_Exercises_:
1 - Answer these questions using the recipe reviews:
(a) What did the reviewer dated Dec 28, 2007 serve the dish with?
(b) What did the reviewer dated Sep 29, 2005 add in place of the rice?
(c) What type of rice did the reviewer dated May 24, 2006 use, and how many minutes did it save?
2 - Transcribe the passage of the recipe reviews from "May 24, 2006" to "cool like that.".
3 - List every date that appears in the recipe reviews.

_Source extract_:
Most Helpful Positive Review
Dec 28, 2007

I made a few additions as the mixture needed more flavour - used more garlic, added a handful of fresh shredded basil, chili flakes and 1/2 cup white wine to the tofu mixture while it was simmering. I mixed the rice, tofu mix and marinara sauce together and then put it into the peppers, and topped with cheese. There was lots of filling, probably twice as much as I needed - maybe my peppers were too small. Made a great vegetable side dish that I served with baked salmon fillets.

Most Helpful Critical Review
Sep 29, 2005

I took out the rice and added Tofu Burger mix to it instead. It still turned out great

Sep 01, 2005

This is absolutely delicious. What an awesome recipe. So flavorful that even my meat eating husband loved it. The only change I made was that I replaced the marinara sauce and fresh tomatoes with a can of Del Monte Diced Tomates and Garlic which I had on hand. I'm glad I did because it seemed to bring out the flavor of the veggies and tofu even more. Try this recipe and I'm sure you'll make it over and over again.

May 24, 2006

I thought this was a good one, only changed a few things to cut down on time: Used packaged long grain rice (saved 20 minutes!)and only made half of the recipe. Cooked the tofu with chopped onions instead (no garlic on hand- 1st time ever, I swear!)It looked beautiful and with a simple salad it was a very filling meal. I'd like to try this with couscous next time. Oh, of course, the meat preferring hubby liked it too> But then, he's just cool like that.

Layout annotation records
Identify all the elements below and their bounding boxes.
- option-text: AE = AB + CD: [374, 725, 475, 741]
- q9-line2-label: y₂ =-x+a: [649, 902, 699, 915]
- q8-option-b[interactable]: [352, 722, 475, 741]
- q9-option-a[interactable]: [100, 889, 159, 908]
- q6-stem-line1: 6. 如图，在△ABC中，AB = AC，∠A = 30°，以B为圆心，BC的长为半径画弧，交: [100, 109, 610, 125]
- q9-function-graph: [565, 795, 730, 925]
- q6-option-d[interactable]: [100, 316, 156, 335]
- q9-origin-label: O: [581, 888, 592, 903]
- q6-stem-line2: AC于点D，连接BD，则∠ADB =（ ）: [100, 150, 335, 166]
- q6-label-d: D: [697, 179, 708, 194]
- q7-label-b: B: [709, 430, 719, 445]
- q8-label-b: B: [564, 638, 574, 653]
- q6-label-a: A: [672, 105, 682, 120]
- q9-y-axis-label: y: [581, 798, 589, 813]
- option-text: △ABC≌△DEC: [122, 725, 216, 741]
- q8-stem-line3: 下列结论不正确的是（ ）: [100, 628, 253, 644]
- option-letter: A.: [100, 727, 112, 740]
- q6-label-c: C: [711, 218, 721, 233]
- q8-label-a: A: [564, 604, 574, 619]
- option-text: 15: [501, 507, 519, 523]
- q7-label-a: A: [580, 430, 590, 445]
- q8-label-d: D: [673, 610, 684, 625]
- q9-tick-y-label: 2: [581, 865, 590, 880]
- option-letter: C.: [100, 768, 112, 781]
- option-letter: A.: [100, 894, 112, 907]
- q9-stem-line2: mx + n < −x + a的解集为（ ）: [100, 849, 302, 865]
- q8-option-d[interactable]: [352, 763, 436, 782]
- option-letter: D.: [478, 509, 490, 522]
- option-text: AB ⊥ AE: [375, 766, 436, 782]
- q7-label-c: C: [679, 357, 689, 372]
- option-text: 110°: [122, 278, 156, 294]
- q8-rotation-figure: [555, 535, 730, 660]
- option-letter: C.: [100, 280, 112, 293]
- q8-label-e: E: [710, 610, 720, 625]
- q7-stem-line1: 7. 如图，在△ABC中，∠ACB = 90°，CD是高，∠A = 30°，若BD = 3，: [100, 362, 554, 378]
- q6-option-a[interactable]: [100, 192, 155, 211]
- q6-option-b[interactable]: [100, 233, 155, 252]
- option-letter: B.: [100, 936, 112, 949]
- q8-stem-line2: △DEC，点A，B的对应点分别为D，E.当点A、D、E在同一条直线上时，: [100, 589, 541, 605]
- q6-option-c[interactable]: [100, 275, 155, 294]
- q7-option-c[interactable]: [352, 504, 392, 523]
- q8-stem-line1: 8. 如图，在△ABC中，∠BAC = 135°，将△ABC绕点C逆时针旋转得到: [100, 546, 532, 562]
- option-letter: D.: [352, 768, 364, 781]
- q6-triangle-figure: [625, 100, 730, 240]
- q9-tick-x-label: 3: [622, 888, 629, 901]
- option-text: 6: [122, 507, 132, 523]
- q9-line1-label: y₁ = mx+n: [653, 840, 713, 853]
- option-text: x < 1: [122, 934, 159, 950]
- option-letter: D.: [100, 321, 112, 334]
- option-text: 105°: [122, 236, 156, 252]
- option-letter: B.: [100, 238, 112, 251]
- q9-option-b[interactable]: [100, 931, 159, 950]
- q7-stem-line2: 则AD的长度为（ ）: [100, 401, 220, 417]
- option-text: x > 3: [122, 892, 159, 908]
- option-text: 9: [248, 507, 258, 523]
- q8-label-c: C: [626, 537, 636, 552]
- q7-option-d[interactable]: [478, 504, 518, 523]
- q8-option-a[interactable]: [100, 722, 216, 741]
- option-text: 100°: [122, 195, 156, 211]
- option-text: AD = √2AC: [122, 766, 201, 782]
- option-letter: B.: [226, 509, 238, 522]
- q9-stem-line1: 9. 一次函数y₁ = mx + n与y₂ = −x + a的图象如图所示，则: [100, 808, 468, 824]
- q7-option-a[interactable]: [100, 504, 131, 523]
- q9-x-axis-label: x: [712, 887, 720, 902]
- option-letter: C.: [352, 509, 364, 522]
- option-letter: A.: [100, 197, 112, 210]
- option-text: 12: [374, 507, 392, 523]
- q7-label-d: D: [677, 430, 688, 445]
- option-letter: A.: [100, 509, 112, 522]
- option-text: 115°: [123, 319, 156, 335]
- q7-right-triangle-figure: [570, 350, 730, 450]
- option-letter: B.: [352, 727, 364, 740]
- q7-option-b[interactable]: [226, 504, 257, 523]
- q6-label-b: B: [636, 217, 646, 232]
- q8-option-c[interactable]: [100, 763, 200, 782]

_Responses_:
1 -
(a) Baked salmon fillets
(b) Tofu Burger mix
(c) Packaged long grain rice, which saved 20 minutes

2 -
May 24, 2006

I thought this was a good one, only changed a few things to cut down on time: Used packaged long grain rice (saved 20 minutes!)and only made half of the recipe. Cooked the tofu with chopped onions instead (no garlic on hand- 1st time ever, I swear!)It looked beautiful and with a simple salad it was a very filling meal. I'd like to try this with couscous next time. Oh, of course, the meat preferring hubby liked it too> But then, he's just cool like that.

3 -
Dec 28, 2007
Sep 29, 2005
Sep 01, 2005
May 24, 2006